EXERCISE DIRECTIONS – State the count of lines below in which the word "title" appears, and add nothing.

Records from a data collection –
══════════

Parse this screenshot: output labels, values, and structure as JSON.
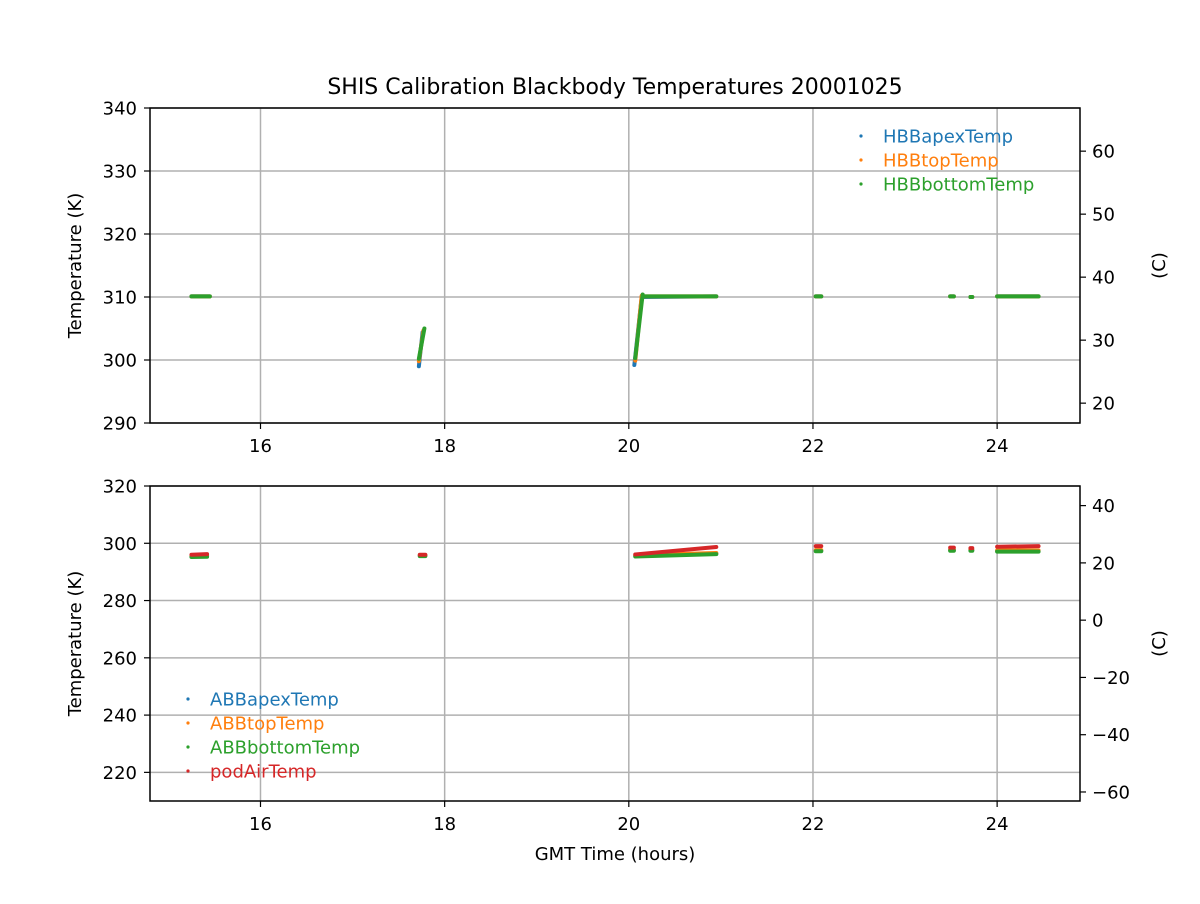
{
  "title": "SHIS Calibration Blackbody Temperatures 20001025",
  "chart_data": [
    {
      "type": "scatter",
      "ylabel": "Temperature (K)",
      "y2label": "(C)",
      "xlabel": "",
      "xlim": [
        14.8,
        24.9
      ],
      "ylim": [
        290,
        340
      ],
      "y2lim": [
        16.85,
        66.85
      ],
      "xticks": [
        16,
        18,
        20,
        22,
        24
      ],
      "yticks": [
        290,
        300,
        310,
        320,
        330,
        340
      ],
      "y2ticks": [
        20,
        30,
        40,
        50,
        60
      ],
      "grid": true,
      "legend_position": "upper right",
      "series": [
        {
          "name": "HBBapexTemp",
          "color": "#1f77b4",
          "segments": [
            {
              "x": [
                15.25,
                15.45
              ],
              "y": [
                310.1,
                310.1
              ]
            },
            {
              "x": [
                17.72,
                17.76
              ],
              "y": [
                299.0,
                304.4
              ]
            },
            {
              "x": [
                20.06,
                20.14
              ],
              "y": [
                299.2,
                310.0
              ]
            },
            {
              "x": [
                20.14,
                20.95
              ],
              "y": [
                310.0,
                310.1
              ]
            },
            {
              "x": [
                22.03,
                22.09
              ],
              "y": [
                310.1,
                310.1
              ]
            },
            {
              "x": [
                23.49,
                23.53
              ],
              "y": [
                310.1,
                310.1
              ]
            },
            {
              "x": [
                23.71,
                23.73
              ],
              "y": [
                310.0,
                310.0
              ]
            },
            {
              "x": [
                24.0,
                24.45
              ],
              "y": [
                310.1,
                310.1
              ]
            }
          ]
        },
        {
          "name": "HBBtopTemp",
          "color": "#ff7f0e",
          "segments": [
            {
              "x": [
                15.25,
                15.45
              ],
              "y": [
                310.1,
                310.1
              ]
            },
            {
              "x": [
                17.72,
                17.77
              ],
              "y": [
                299.8,
                304.7
              ]
            },
            {
              "x": [
                20.07,
                20.14
              ],
              "y": [
                299.9,
                310.2
              ]
            },
            {
              "x": [
                20.14,
                20.95
              ],
              "y": [
                310.1,
                310.1
              ]
            },
            {
              "x": [
                22.03,
                22.09
              ],
              "y": [
                310.1,
                310.1
              ]
            },
            {
              "x": [
                23.49,
                23.53
              ],
              "y": [
                310.1,
                310.1
              ]
            },
            {
              "x": [
                23.71,
                23.73
              ],
              "y": [
                310.0,
                310.0
              ]
            },
            {
              "x": [
                24.0,
                24.45
              ],
              "y": [
                310.1,
                310.1
              ]
            }
          ]
        },
        {
          "name": "HBBbottomTemp",
          "color": "#2ca02c",
          "segments": [
            {
              "x": [
                15.25,
                15.45
              ],
              "y": [
                310.1,
                310.1
              ]
            },
            {
              "x": [
                17.72,
                17.78
              ],
              "y": [
                300.2,
                305.0
              ]
            },
            {
              "x": [
                20.07,
                20.15
              ],
              "y": [
                300.3,
                310.4
              ]
            },
            {
              "x": [
                20.15,
                20.95
              ],
              "y": [
                310.1,
                310.1
              ]
            },
            {
              "x": [
                22.03,
                22.09
              ],
              "y": [
                310.1,
                310.1
              ]
            },
            {
              "x": [
                23.49,
                23.53
              ],
              "y": [
                310.1,
                310.1
              ]
            },
            {
              "x": [
                23.71,
                23.73
              ],
              "y": [
                310.0,
                310.0
              ]
            },
            {
              "x": [
                24.0,
                24.45
              ],
              "y": [
                310.1,
                310.1
              ]
            }
          ]
        }
      ]
    },
    {
      "type": "scatter",
      "ylabel": "Temperature (K)",
      "y2label": "(C)",
      "xlabel": "GMT Time (hours)",
      "xlim": [
        14.8,
        24.9
      ],
      "ylim": [
        210,
        320
      ],
      "y2lim": [
        -63.15,
        46.85
      ],
      "xticks": [
        16,
        18,
        20,
        22,
        24
      ],
      "yticks": [
        220,
        240,
        260,
        280,
        300,
        320
      ],
      "y2ticks": [
        -60,
        -40,
        -20,
        0,
        20,
        40
      ],
      "y2ticklabels": [
        "−60",
        "−40",
        "−20",
        "0",
        "20",
        "40"
      ],
      "grid": true,
      "legend_position": "lower left",
      "series": [
        {
          "name": "ABBapexTemp",
          "color": "#1f77b4",
          "segments": [
            {
              "x": [
                15.25,
                15.42
              ],
              "y": [
                295.4,
                295.5
              ]
            },
            {
              "x": [
                17.73,
                17.79
              ],
              "y": [
                295.7,
                295.7
              ]
            },
            {
              "x": [
                20.07,
                20.95
              ],
              "y": [
                295.6,
                296.4
              ]
            },
            {
              "x": [
                22.03,
                22.09
              ],
              "y": [
                297.4,
                297.4
              ]
            },
            {
              "x": [
                23.49,
                23.53
              ],
              "y": [
                297.6,
                297.6
              ]
            },
            {
              "x": [
                23.71,
                23.73
              ],
              "y": [
                297.6,
                297.6
              ]
            },
            {
              "x": [
                24.0,
                24.45
              ],
              "y": [
                297.3,
                297.3
              ]
            }
          ]
        },
        {
          "name": "ABBtopTemp",
          "color": "#ff7f0e",
          "segments": [
            {
              "x": [
                15.25,
                15.42
              ],
              "y": [
                295.6,
                295.7
              ]
            },
            {
              "x": [
                17.73,
                17.79
              ],
              "y": [
                295.9,
                295.9
              ]
            },
            {
              "x": [
                20.07,
                20.95
              ],
              "y": [
                295.8,
                296.6
              ]
            },
            {
              "x": [
                22.03,
                22.09
              ],
              "y": [
                297.6,
                297.6
              ]
            },
            {
              "x": [
                23.49,
                23.53
              ],
              "y": [
                297.8,
                297.8
              ]
            },
            {
              "x": [
                23.71,
                23.73
              ],
              "y": [
                297.8,
                297.8
              ]
            },
            {
              "x": [
                24.0,
                24.45
              ],
              "y": [
                297.5,
                297.5
              ]
            }
          ]
        },
        {
          "name": "ABBbottomTemp",
          "color": "#2ca02c",
          "segments": [
            {
              "x": [
                15.25,
                15.42
              ],
              "y": [
                295.2,
                295.3
              ]
            },
            {
              "x": [
                17.73,
                17.79
              ],
              "y": [
                295.5,
                295.5
              ]
            },
            {
              "x": [
                20.07,
                20.95
              ],
              "y": [
                295.4,
                296.2
              ]
            },
            {
              "x": [
                22.03,
                22.09
              ],
              "y": [
                297.2,
                297.2
              ]
            },
            {
              "x": [
                23.49,
                23.53
              ],
              "y": [
                297.4,
                297.4
              ]
            },
            {
              "x": [
                23.71,
                23.73
              ],
              "y": [
                297.4,
                297.4
              ]
            },
            {
              "x": [
                24.0,
                24.45
              ],
              "y": [
                297.1,
                297.1
              ]
            }
          ]
        },
        {
          "name": "podAirTemp",
          "color": "#d62728",
          "segments": [
            {
              "x": [
                15.25,
                15.42
              ],
              "y": [
                296.0,
                296.2
              ]
            },
            {
              "x": [
                17.73,
                17.79
              ],
              "y": [
                296.0,
                296.0
              ]
            },
            {
              "x": [
                20.07,
                20.95
              ],
              "y": [
                296.1,
                298.7
              ]
            },
            {
              "x": [
                22.03,
                22.09
              ],
              "y": [
                299.0,
                299.0
              ]
            },
            {
              "x": [
                23.49,
                23.53
              ],
              "y": [
                298.5,
                298.5
              ]
            },
            {
              "x": [
                23.71,
                23.73
              ],
              "y": [
                298.3,
                298.3
              ]
            },
            {
              "x": [
                24.0,
                24.45
              ],
              "y": [
                298.8,
                299.0
              ]
            }
          ]
        }
      ]
    }
  ]
}
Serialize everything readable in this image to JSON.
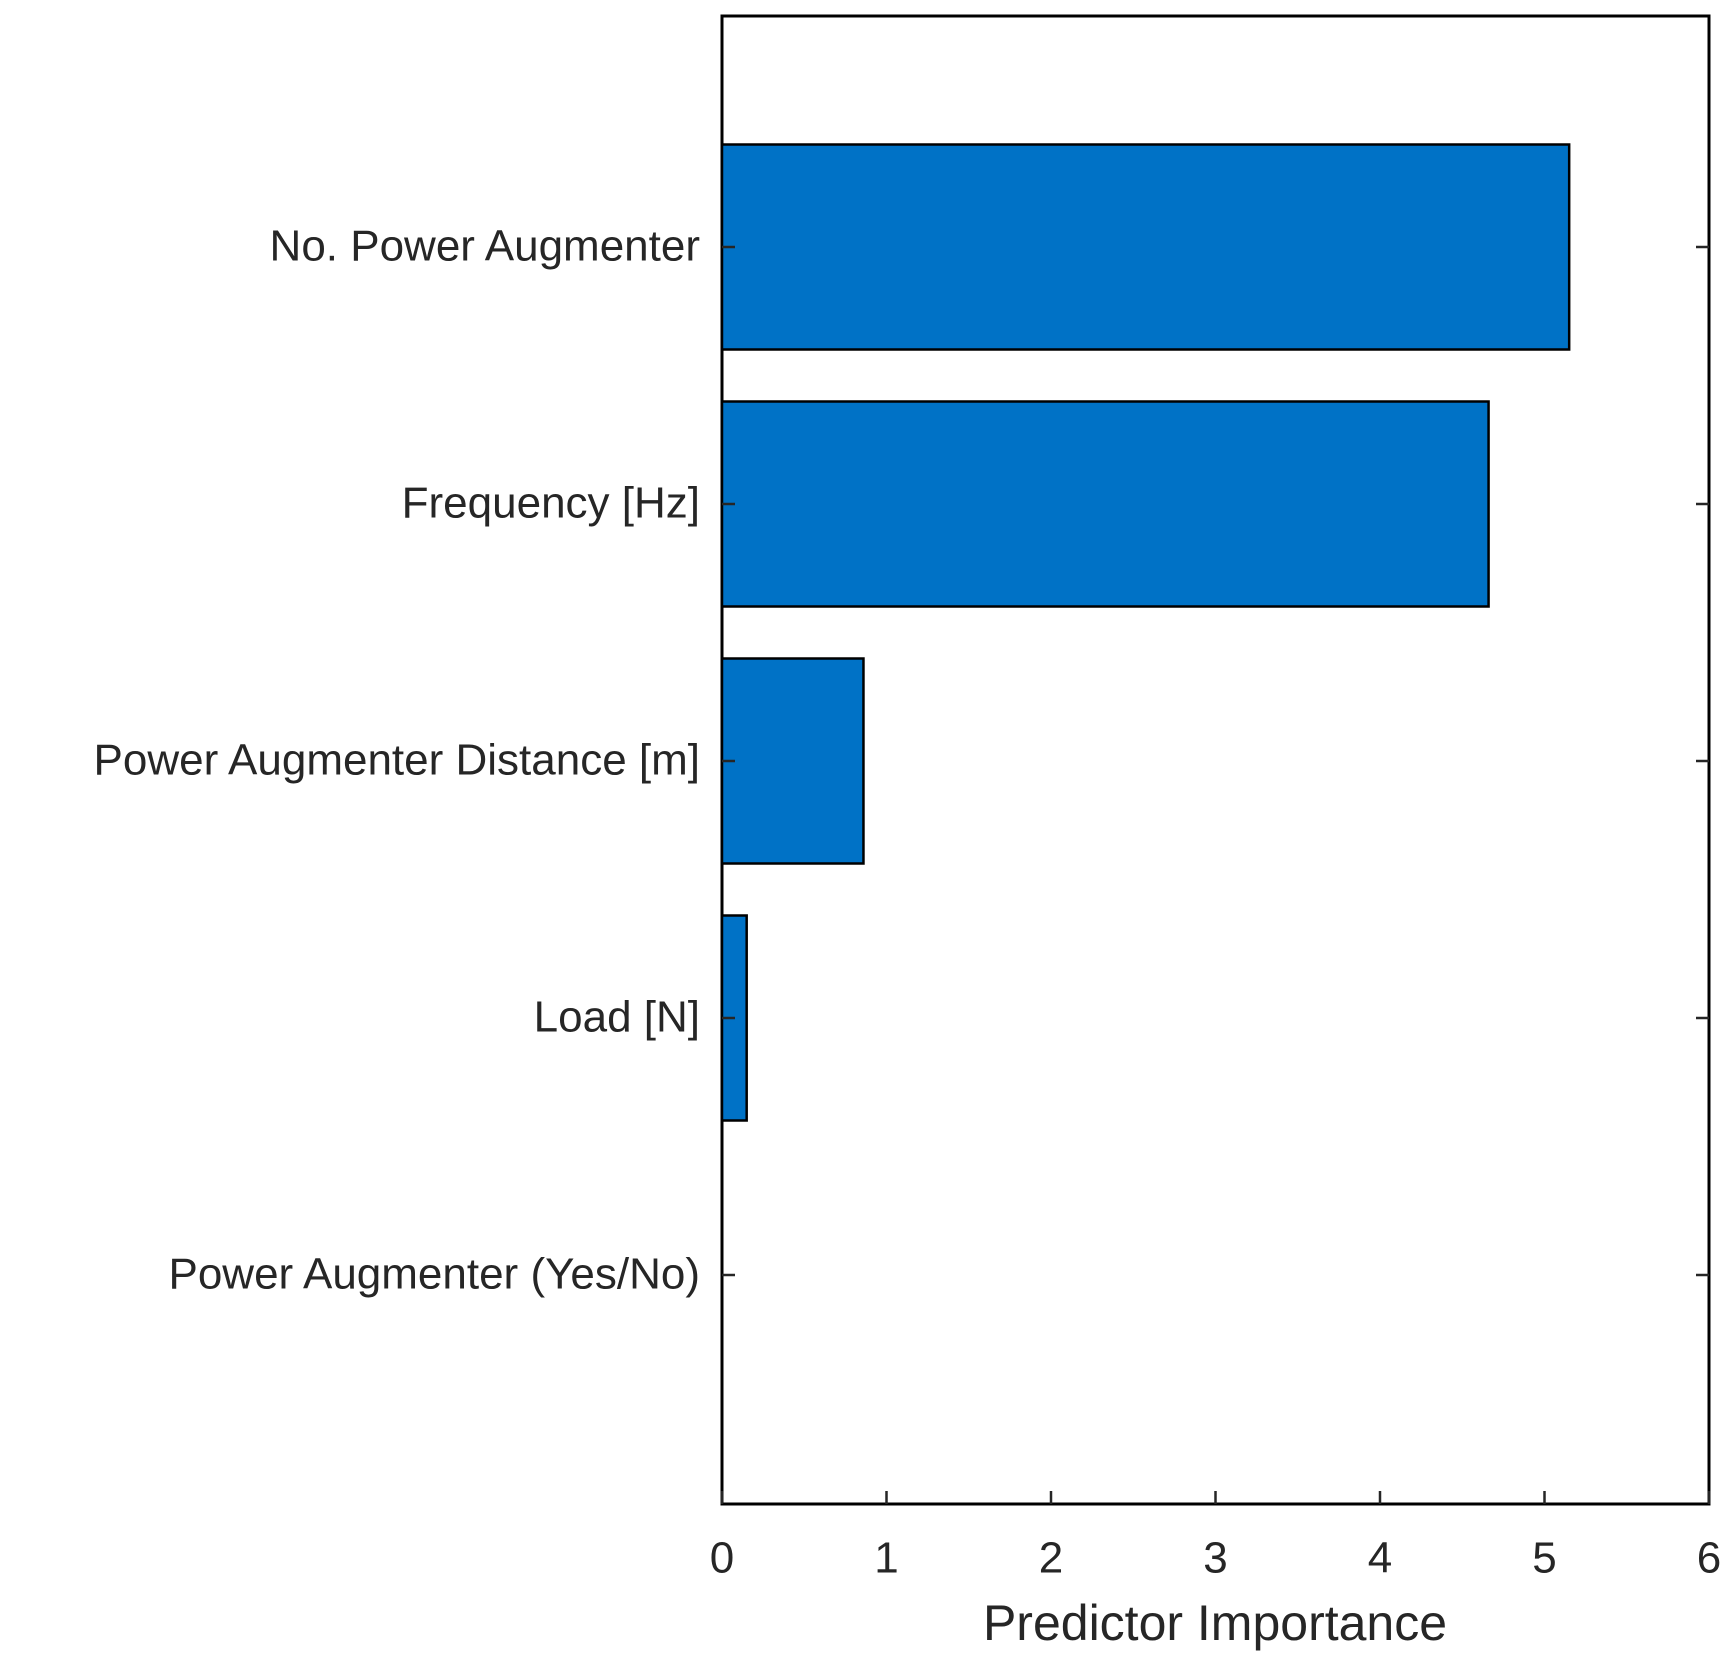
{
  "chart_data": {
    "type": "barh",
    "xlabel": "Predictor Importance",
    "categories": [
      "No. Power Augmenter",
      "Frequency [Hz]",
      "Power Augmenter Distance [m]",
      "Load [N]",
      "Power Augmenter (Yes/No)"
    ],
    "values": [
      5.15,
      4.66,
      0.86,
      0.15,
      0
    ],
    "color": "#0072c6",
    "xlim": [
      0,
      6
    ],
    "xticks": [
      0,
      1,
      2,
      3,
      4,
      5,
      6
    ]
  }
}
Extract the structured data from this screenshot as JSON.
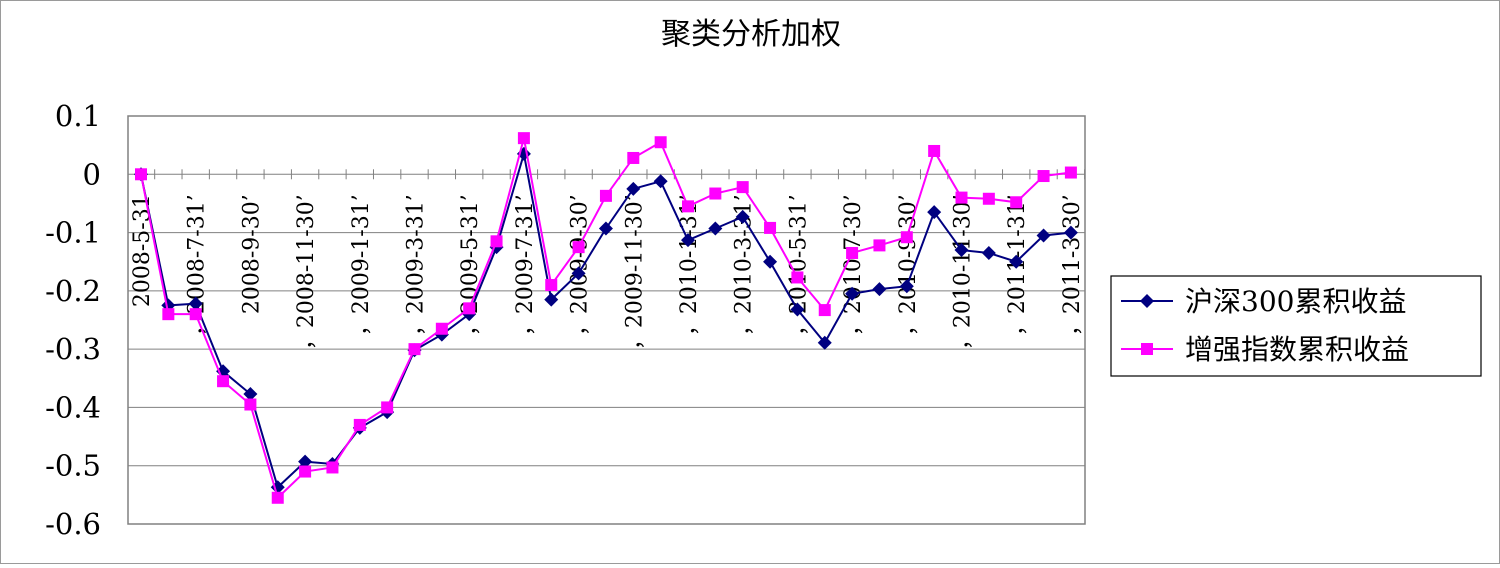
{
  "chart_data": {
    "type": "line",
    "title": "聚类分析加权",
    "xlabel": "",
    "ylabel": "",
    "ylim": [
      -0.6,
      0.1
    ],
    "yticks": [
      0.1,
      0,
      -0.1,
      -0.2,
      -0.3,
      -0.4,
      -0.5,
      -0.6
    ],
    "ytick_labels": [
      "0.1",
      "0",
      "-0.1",
      "-0.2",
      "-0.3",
      "-0.4",
      "-0.5",
      "-0.6"
    ],
    "grid": true,
    "legend_position": "right",
    "x_tick_labels": [
      {
        "index": 0,
        "label": "2008-5-31"
      },
      {
        "index": 2,
        "label": "，2008-7-31’"
      },
      {
        "index": 4,
        "label": "2008-9-30’"
      },
      {
        "index": 6,
        "label": "，2008-11-30’"
      },
      {
        "index": 8,
        "label": "，2009-1-31’"
      },
      {
        "index": 10,
        "label": "，2009-3-31’"
      },
      {
        "index": 12,
        "label": "，2009-5-31’"
      },
      {
        "index": 14,
        "label": "，2009-7-31’"
      },
      {
        "index": 16,
        "label": "，2009-9-30’"
      },
      {
        "index": 18,
        "label": "，2009-11-30’"
      },
      {
        "index": 20,
        "label": "，2010-1-31’"
      },
      {
        "index": 22,
        "label": "，2010-3-31’"
      },
      {
        "index": 24,
        "label": "，2010-5-31’"
      },
      {
        "index": 26,
        "label": "，2010-7-30’"
      },
      {
        "index": 28,
        "label": "，2010-9-30’"
      },
      {
        "index": 30,
        "label": "，2010-11-30’"
      },
      {
        "index": 32,
        "label": "，2011-1-31’"
      },
      {
        "index": 34,
        "label": "，2011-3-30’"
      }
    ],
    "series": [
      {
        "name": "沪深300累积收益",
        "color": "#000080",
        "marker": "diamond",
        "values": [
          0.0,
          -0.225,
          -0.222,
          -0.338,
          -0.377,
          -0.537,
          -0.493,
          -0.497,
          -0.435,
          -0.408,
          -0.302,
          -0.275,
          -0.24,
          -0.125,
          0.035,
          -0.215,
          -0.17,
          -0.093,
          -0.025,
          -0.012,
          -0.113,
          -0.093,
          -0.073,
          -0.15,
          -0.232,
          -0.289,
          -0.205,
          -0.197,
          -0.192,
          -0.065,
          -0.13,
          -0.135,
          -0.15,
          -0.105,
          -0.1
        ]
      },
      {
        "name": "增强指数累积收益",
        "color": "#ff00ff",
        "marker": "square",
        "values": [
          0.0,
          -0.24,
          -0.24,
          -0.355,
          -0.395,
          -0.555,
          -0.51,
          -0.503,
          -0.43,
          -0.4,
          -0.3,
          -0.265,
          -0.23,
          -0.115,
          0.062,
          -0.19,
          -0.125,
          -0.037,
          0.028,
          0.055,
          -0.055,
          -0.033,
          -0.022,
          -0.092,
          -0.177,
          -0.233,
          -0.135,
          -0.122,
          -0.108,
          0.04,
          -0.04,
          -0.042,
          -0.048,
          -0.003,
          0.003
        ]
      }
    ]
  }
}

══════════

RESULT OF THIS TASK – 2